# [What you need to do]
Within the listing below, locate all lines containing the word "bovinos". Copy each one.
[Start of Records]
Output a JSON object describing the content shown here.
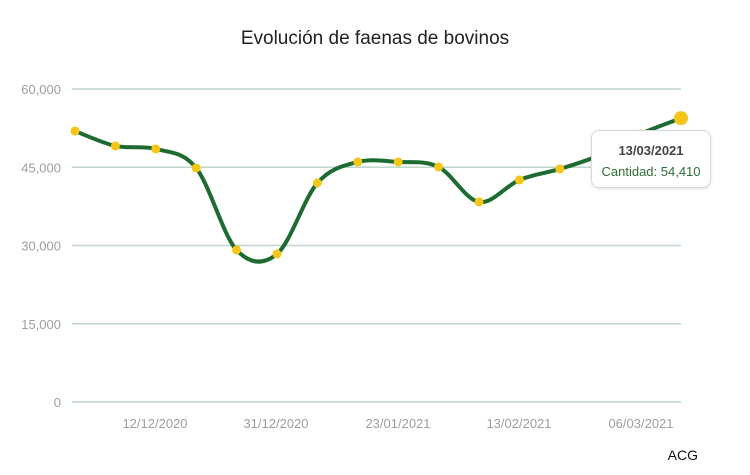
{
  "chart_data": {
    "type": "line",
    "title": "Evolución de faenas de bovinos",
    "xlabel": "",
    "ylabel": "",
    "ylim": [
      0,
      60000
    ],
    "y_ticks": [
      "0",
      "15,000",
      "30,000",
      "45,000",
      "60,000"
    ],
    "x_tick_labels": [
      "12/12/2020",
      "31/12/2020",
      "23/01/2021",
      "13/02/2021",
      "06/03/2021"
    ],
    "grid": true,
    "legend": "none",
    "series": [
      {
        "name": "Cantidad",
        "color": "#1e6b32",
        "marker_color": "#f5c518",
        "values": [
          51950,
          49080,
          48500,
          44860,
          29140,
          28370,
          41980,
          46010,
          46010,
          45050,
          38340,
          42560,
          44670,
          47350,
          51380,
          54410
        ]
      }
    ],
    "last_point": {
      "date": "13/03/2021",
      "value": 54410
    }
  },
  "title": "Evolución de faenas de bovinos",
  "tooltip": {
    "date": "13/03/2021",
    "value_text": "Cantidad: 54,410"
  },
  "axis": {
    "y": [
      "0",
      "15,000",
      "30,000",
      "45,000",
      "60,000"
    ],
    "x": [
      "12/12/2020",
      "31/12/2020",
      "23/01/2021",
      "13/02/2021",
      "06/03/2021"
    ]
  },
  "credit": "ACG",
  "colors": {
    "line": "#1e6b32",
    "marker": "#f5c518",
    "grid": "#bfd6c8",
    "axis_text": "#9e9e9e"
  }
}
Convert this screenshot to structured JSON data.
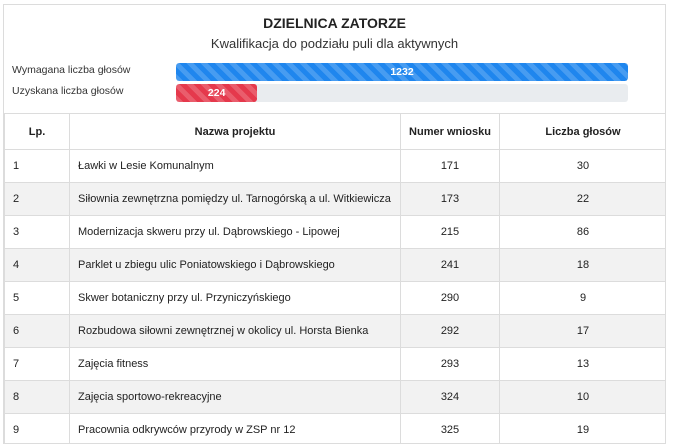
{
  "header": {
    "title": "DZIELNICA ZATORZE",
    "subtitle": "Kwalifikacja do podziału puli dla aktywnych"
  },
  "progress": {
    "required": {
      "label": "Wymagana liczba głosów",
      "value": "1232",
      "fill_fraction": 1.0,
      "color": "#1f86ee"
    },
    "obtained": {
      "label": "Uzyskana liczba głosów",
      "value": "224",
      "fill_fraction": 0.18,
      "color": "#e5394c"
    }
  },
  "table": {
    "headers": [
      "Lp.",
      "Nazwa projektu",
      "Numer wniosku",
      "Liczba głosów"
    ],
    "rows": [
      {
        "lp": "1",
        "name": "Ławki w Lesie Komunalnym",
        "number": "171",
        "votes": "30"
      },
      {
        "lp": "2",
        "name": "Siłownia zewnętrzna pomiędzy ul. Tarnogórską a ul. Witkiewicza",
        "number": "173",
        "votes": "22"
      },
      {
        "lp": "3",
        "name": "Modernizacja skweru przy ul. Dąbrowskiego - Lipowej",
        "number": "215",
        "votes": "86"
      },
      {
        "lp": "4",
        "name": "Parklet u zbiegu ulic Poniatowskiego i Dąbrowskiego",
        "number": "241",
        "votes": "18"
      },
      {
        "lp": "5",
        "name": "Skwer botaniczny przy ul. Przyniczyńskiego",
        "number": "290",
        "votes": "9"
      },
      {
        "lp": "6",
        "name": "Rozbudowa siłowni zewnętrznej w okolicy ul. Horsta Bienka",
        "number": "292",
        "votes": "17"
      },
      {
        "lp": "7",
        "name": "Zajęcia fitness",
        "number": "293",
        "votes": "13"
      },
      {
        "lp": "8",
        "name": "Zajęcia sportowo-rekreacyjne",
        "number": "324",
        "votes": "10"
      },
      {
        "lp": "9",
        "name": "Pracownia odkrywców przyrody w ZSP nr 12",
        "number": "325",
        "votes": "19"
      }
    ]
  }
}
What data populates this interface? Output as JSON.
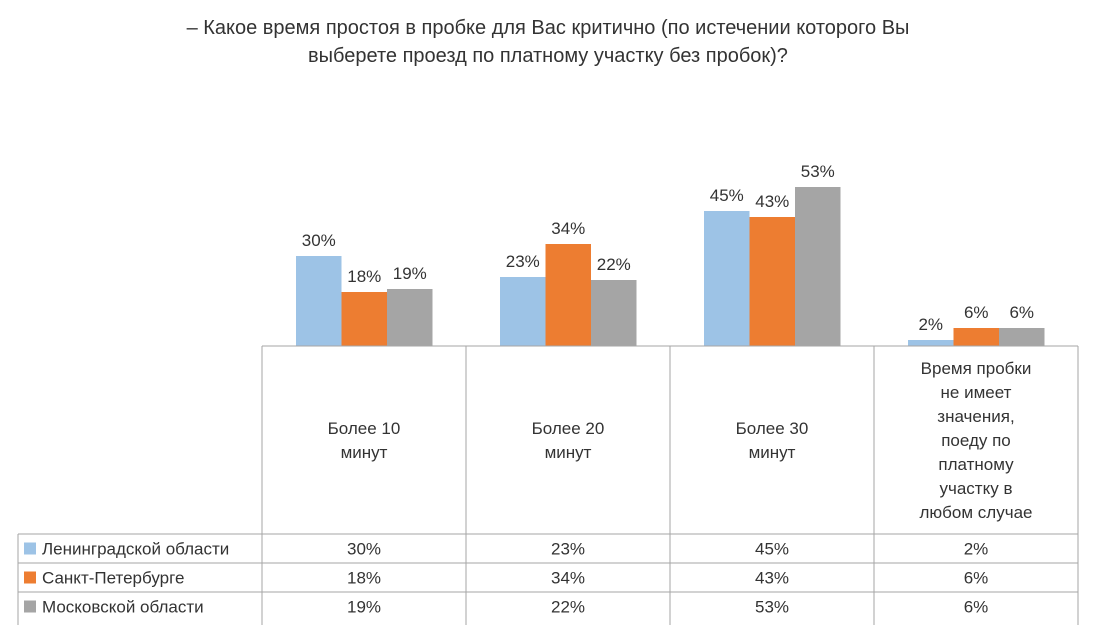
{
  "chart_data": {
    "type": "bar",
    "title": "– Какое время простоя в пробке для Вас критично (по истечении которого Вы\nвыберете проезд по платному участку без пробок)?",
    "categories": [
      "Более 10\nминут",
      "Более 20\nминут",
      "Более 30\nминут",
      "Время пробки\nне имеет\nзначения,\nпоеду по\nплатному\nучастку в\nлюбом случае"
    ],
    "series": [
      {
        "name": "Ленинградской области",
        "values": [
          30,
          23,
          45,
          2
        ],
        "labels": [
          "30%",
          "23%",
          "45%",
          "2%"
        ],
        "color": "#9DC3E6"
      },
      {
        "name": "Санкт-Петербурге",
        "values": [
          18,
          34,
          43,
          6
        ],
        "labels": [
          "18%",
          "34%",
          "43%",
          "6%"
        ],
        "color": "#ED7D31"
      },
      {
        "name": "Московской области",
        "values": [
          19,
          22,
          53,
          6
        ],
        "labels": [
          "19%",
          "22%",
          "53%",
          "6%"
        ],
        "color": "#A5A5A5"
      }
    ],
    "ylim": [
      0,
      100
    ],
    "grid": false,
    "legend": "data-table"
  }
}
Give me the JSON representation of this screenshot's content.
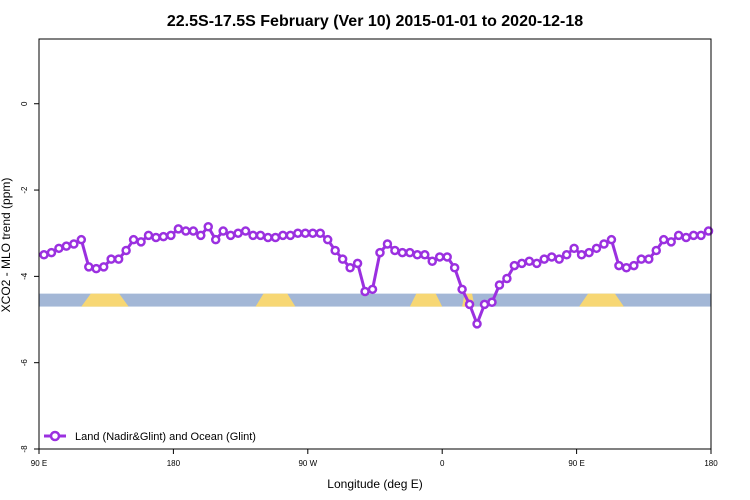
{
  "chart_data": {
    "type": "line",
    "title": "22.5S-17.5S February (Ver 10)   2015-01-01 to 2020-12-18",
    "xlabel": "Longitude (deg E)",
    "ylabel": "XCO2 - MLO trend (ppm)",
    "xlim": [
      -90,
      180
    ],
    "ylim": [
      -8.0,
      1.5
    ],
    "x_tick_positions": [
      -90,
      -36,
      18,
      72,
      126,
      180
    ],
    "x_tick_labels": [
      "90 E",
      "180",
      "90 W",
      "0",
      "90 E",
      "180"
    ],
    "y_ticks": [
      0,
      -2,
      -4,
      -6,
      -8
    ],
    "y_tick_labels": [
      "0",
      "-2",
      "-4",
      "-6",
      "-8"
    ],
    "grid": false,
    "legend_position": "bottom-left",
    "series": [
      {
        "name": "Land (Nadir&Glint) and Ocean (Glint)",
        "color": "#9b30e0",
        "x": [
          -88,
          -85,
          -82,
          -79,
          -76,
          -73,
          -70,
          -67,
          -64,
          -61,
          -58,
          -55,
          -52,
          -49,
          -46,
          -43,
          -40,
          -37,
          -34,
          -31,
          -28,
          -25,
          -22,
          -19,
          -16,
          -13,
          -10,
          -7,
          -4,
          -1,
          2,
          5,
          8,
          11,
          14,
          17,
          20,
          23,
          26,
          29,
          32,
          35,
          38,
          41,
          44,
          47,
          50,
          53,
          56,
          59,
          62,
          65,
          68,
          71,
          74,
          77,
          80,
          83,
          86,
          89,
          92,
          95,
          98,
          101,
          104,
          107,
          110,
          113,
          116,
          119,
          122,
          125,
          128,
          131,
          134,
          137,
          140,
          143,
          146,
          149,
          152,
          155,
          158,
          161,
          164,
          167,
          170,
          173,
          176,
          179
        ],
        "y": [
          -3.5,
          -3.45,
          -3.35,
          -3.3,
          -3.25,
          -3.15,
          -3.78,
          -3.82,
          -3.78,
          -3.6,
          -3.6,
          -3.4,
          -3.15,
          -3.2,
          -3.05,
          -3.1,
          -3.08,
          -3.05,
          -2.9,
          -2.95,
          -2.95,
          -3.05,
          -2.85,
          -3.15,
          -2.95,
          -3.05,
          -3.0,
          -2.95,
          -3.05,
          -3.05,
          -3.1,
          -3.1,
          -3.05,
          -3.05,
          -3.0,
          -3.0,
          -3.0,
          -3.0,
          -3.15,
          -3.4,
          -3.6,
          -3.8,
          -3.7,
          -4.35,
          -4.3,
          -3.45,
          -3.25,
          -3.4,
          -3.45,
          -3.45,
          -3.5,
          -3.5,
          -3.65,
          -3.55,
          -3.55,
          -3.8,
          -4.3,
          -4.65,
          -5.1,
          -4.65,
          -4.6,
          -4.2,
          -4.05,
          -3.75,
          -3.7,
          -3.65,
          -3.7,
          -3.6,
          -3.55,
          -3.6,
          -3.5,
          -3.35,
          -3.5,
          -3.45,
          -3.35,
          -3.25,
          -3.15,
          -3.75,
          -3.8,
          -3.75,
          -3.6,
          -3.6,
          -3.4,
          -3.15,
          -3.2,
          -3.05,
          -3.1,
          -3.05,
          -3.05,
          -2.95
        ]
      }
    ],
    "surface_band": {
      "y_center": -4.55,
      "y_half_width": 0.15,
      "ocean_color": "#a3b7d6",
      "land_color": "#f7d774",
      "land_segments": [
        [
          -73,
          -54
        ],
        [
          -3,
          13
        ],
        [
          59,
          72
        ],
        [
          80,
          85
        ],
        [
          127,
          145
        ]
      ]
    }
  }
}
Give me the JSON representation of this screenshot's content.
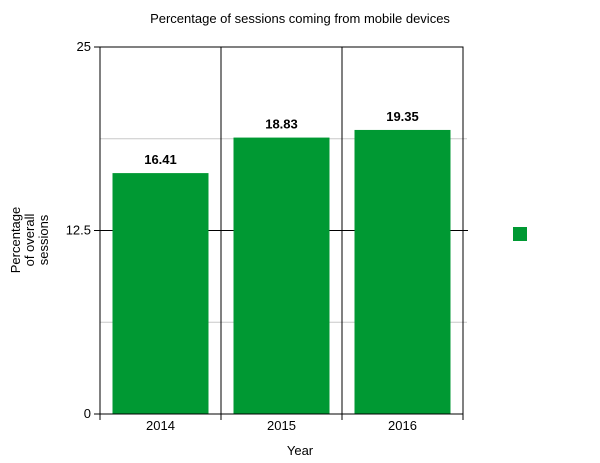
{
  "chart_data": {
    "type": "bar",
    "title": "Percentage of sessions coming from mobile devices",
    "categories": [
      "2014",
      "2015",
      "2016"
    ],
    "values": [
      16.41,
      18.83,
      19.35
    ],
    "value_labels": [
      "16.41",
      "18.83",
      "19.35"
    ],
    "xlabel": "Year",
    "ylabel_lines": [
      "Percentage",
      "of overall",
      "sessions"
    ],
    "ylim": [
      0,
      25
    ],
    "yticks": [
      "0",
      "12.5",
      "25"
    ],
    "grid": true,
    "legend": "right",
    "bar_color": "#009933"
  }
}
[End of Records]
# [Result]
    "title": "Evolución de faenas de bovinos",
  "title": "Evolución de faenas de bovinos",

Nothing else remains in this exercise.